**SET PROBLEM**
Each line containing the word "subtitle" must be reported.

• • •

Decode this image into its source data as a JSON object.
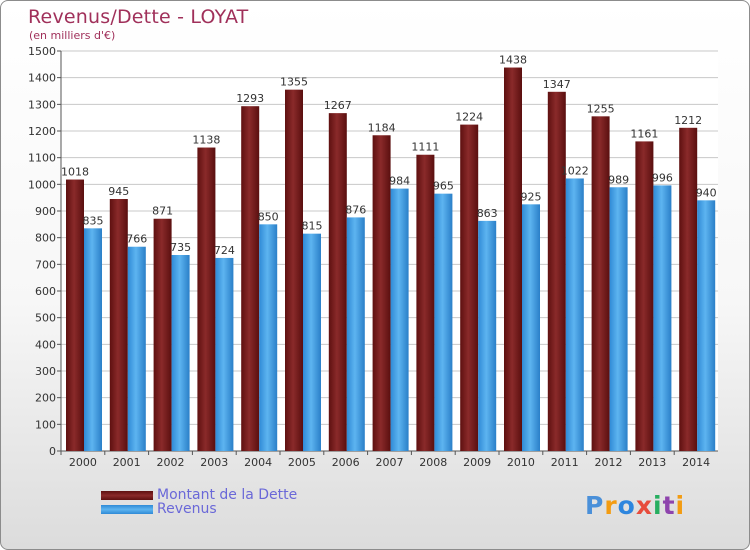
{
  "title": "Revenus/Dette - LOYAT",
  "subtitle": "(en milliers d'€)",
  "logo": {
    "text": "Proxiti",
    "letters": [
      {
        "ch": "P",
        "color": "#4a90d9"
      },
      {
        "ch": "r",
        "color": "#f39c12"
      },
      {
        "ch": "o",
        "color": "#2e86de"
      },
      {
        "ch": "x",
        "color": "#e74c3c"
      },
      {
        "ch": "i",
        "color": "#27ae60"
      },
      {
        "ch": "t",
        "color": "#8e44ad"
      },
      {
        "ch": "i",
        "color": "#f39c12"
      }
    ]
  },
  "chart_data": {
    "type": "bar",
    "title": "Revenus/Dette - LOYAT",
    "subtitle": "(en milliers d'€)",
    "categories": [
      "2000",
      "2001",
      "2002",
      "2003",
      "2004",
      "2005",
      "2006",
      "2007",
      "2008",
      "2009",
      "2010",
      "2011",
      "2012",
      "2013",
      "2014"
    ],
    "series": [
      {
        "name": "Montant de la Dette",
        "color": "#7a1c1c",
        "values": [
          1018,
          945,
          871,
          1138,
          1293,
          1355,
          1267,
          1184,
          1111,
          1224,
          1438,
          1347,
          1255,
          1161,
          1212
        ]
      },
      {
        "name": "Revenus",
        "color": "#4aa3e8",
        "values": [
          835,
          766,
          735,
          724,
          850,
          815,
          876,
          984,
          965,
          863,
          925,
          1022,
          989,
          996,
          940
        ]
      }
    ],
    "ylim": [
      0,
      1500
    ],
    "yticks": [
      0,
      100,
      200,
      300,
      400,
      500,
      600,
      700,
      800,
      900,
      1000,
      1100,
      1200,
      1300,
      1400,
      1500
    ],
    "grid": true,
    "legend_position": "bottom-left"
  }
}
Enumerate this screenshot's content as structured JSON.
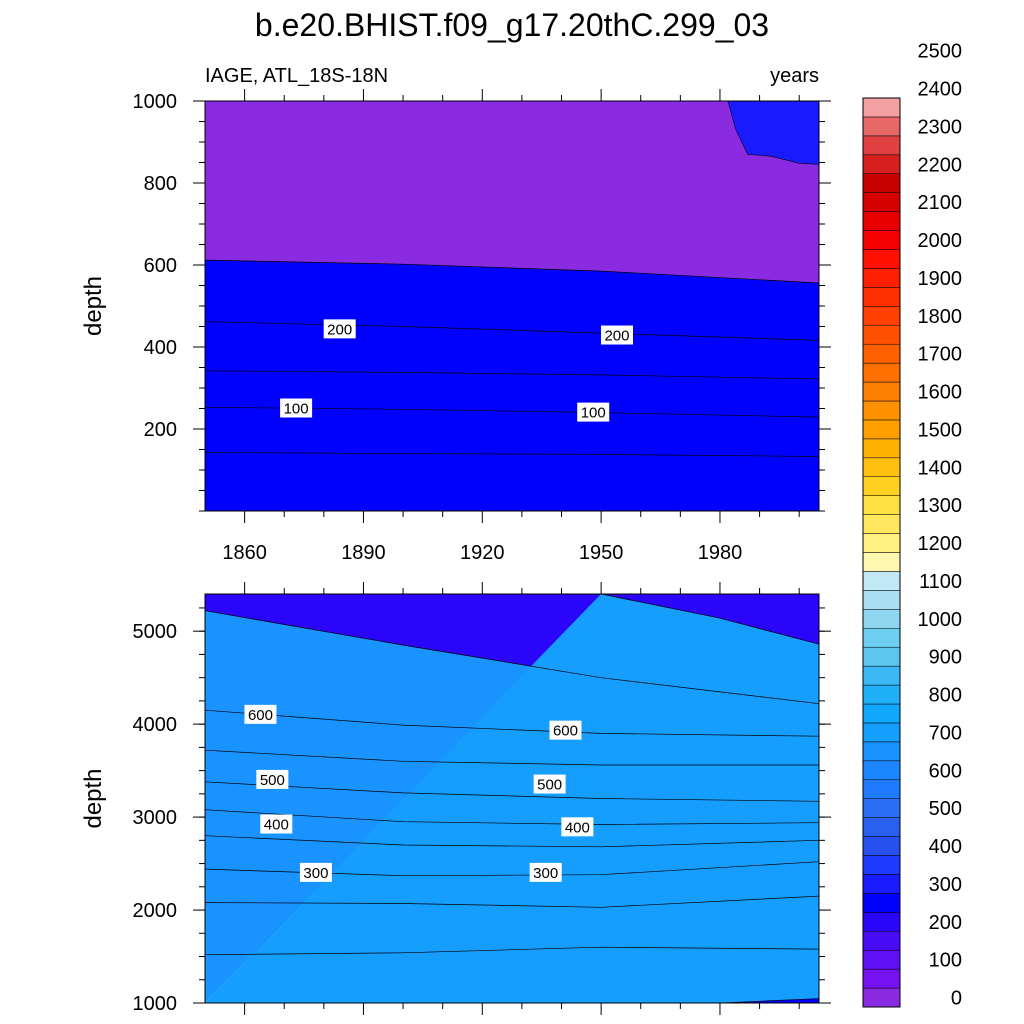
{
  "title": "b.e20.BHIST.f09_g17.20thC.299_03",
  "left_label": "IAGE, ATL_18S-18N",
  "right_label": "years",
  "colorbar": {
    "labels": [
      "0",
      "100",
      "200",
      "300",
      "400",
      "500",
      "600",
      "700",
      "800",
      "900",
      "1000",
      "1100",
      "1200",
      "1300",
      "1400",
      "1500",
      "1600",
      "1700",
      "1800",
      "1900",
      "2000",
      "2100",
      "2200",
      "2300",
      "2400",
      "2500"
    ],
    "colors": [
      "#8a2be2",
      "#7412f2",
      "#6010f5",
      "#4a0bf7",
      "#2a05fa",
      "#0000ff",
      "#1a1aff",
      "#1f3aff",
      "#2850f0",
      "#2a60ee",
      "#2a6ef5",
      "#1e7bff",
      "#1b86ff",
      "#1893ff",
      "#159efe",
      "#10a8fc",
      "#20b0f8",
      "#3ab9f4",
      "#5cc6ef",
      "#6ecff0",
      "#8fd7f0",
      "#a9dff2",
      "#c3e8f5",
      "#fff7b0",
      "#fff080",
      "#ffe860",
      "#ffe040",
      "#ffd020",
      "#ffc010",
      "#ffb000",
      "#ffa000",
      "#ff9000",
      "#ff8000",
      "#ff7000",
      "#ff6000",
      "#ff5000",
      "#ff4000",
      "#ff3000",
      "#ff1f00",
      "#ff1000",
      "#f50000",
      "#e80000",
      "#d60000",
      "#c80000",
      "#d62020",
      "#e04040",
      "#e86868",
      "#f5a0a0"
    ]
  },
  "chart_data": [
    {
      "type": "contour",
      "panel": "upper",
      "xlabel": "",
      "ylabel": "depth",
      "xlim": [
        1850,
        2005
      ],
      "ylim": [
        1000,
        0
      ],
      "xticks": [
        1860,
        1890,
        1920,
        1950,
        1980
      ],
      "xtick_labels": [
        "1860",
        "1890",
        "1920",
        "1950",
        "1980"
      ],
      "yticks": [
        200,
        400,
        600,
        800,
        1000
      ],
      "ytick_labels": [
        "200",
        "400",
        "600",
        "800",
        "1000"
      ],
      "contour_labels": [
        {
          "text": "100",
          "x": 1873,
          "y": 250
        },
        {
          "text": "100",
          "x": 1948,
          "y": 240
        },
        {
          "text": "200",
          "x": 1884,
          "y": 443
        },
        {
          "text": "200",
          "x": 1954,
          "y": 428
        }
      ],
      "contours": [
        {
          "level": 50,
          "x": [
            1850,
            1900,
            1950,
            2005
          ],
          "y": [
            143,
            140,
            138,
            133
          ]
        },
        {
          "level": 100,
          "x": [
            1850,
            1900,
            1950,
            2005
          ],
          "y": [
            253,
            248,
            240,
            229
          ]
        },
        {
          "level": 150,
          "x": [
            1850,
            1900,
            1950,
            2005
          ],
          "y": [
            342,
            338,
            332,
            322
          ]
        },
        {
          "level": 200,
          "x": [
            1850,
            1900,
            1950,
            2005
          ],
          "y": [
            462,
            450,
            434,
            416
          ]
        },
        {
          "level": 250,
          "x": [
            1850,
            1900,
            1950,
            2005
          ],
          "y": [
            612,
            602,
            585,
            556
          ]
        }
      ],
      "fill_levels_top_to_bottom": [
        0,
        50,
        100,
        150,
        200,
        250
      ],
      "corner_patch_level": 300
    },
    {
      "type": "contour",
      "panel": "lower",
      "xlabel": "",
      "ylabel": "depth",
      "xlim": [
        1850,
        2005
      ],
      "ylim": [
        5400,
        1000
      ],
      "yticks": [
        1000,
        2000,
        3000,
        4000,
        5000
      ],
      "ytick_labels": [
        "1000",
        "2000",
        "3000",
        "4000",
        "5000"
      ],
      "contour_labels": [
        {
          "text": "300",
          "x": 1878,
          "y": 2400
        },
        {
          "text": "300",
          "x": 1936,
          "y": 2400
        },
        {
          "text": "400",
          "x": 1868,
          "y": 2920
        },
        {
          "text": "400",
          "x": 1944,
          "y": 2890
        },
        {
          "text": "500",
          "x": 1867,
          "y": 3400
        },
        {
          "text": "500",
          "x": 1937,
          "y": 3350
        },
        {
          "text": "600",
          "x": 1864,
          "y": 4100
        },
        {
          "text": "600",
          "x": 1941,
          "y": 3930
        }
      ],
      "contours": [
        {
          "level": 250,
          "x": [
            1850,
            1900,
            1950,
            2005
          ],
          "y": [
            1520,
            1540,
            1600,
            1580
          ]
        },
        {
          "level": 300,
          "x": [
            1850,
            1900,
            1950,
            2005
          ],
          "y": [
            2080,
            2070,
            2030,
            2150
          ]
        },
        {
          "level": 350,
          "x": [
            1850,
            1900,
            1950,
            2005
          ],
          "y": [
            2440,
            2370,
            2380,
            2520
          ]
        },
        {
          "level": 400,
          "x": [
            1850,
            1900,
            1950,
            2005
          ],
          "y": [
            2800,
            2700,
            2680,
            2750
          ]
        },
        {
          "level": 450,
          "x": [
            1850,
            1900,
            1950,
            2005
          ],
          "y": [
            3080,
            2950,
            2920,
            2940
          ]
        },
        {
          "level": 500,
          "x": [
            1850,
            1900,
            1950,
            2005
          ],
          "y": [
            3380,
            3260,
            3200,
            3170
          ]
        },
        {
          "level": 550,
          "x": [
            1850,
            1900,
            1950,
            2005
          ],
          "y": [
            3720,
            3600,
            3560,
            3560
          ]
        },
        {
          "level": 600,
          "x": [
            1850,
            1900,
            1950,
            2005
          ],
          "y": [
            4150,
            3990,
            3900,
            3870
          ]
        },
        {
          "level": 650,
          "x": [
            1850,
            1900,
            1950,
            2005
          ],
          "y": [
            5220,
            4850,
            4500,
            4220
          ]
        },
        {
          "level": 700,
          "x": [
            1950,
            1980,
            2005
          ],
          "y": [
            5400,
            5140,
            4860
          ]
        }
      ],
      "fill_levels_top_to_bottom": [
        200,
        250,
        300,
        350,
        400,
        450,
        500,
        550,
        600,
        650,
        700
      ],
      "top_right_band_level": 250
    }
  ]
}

• • •

**REPLY TO THE TASK**
  "subtitle": "(en milliers d'€)",
    "subtitle": "(en milliers d'€)",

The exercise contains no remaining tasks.